• [Requirements] Each record below is to be copied word for word, with pictures removed.

• [Material supplied]
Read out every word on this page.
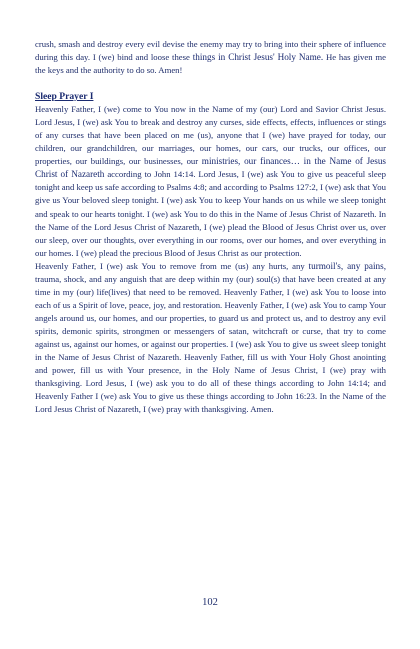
crush, smash and destroy every evil devise the enemy may try to bring into their sphere of influence during this day. I (we) bind and loose these things in Christ Jesus' Holy Name. He has given me the keys and the authority to do so. Amen!

Sleep Prayer I

Heavenly Father, I (we) come to You now in the Name of my (our) Lord and Savior Christ Jesus. Lord Jesus, I (we) ask You to break and destroy any curses, side effects, effects, influences or stings of any curses that have been placed on me (us), anyone that I (we) have prayed for today, our children, our grandchildren, our marriages, our homes, our cars, our trucks, our offices, our properties, our buildings, our businesses, our ministries, our finances… in the Name of Jesus Christ of Nazareth according to John 14:14. Lord Jesus, I (we) ask You to give us peaceful sleep tonight and keep us safe according to Psalms 4:8; and according to Psalms 127:2, I (we) ask that You give us Your beloved sleep tonight. I (we) ask You to keep Your hands on us while we sleep tonight and speak to our hearts tonight. I (we) ask You to do this in the Name of Jesus Christ of Nazareth. In the Name of the Lord Jesus Christ of Nazareth, I (we) plead the Blood of Jesus Christ over us, over our sleep, over our thoughts, over everything in our rooms, over our homes, and over everything in our homes. I (we) plead the precious Blood of Jesus Christ as our protection.

Heavenly Father, I (we) ask You to remove from me (us) any hurts, any turmoil's, any pains, trauma, shock, and any anguish that are deep within my (our) soul(s) that have been created at any time in my (our) life(lives) that need to be removed. Heavenly Father, I (we) ask You to loose into each of us a Spirit of love, peace, joy, and restoration. Heavenly Father, I (we) ask You to camp Your angels around us, our homes, and our properties, to guard us and protect us, and to destroy any evil spirits, demonic spirits, strongmen or messengers of satan, witchcraft or curse, that try to come against us, against our homes, or against our properties. I (we) ask You to give us sweet sleep tonight in the Name of Jesus Christ of Nazareth. Heavenly Father, fill us with Your Holy Ghost anointing and power, fill us with Your presence, in the Holy Name of Jesus Christ, I (we) pray with thanksgiving. Lord Jesus, I (we) ask you to do all of these things according to John 14:14; and Heavenly Father I (we) ask You to give us these things according to John 16:23. In the Name of the Lord Jesus Christ of Nazareth, I (we) pray with thanksgiving. Amen.

102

• [Solution below]
Read out every word on this page.
crush, smash and destroy every evil devise the enemy may try to bring into their sphere of influence during this day. I (we) bind and loose these things in Christ Jesus' Holy Name. He has given me the keys and the authority to do so. Amen!

Sleep Prayer I

Heavenly Father, I (we) come to You now in the Name of my (our) Lord and Savior Christ Jesus. Lord Jesus, I (we) ask You to break and destroy any curses, side effects, effects, influences or stings of any curses that have been placed on me (us), anyone that I (we) have prayed for today, our children, our grandchildren, our marriages, our homes, our cars, our trucks, our offices, our properties, our buildings, our businesses, our ministries, our finances… in the Name of Jesus Christ of Nazareth according to John 14:14. Lord Jesus, I (we) ask You to give us peaceful sleep tonight and keep us safe according to Psalms 4:8; and according to Psalms 127:2, I (we) ask that You give us Your beloved sleep tonight. I (we) ask You to keep Your hands on us while we sleep tonight and speak to our hearts tonight. I (we) ask You to do this in the Name of Jesus Christ of Nazareth. In the Name of the Lord Jesus Christ of Nazareth, I (we) plead the Blood of Jesus Christ over us, over our sleep, over our thoughts, over everything in our rooms, over our homes, and over everything in our homes. I (we) plead the precious Blood of Jesus Christ as our protection.

Heavenly Father, I (we) ask You to remove from me (us) any hurts, any turmoil's, any pains, trauma, shock, and any anguish that are deep within my (our) soul(s) that have been created at any time in my (our) life(lives) that need to be removed. Heavenly Father, I (we) ask You to loose into each of us a Spirit of love, peace, joy, and restoration. Heavenly Father, I (we) ask You to camp Your angels around us, our homes, and our properties, to guard us and protect us, and to destroy any evil spirits, demonic spirits, strongmen or messengers of satan, witchcraft or curse, that try to come against us, against our homes, or against our properties. I (we) ask You to give us sweet sleep tonight in the Name of Jesus Christ of Nazareth. Heavenly Father, fill us with Your Holy Ghost anointing and power, fill us with Your presence, in the Holy Name of Jesus Christ, I (we) pray with thanksgiving. Lord Jesus, I (we) ask you to do all of these things according to John 14:14; and Heavenly Father I (we) ask You to give us these things according to John 16:23. In the Name of the Lord Jesus Christ of Nazareth, I (we) pray with thanksgiving. Amen.

102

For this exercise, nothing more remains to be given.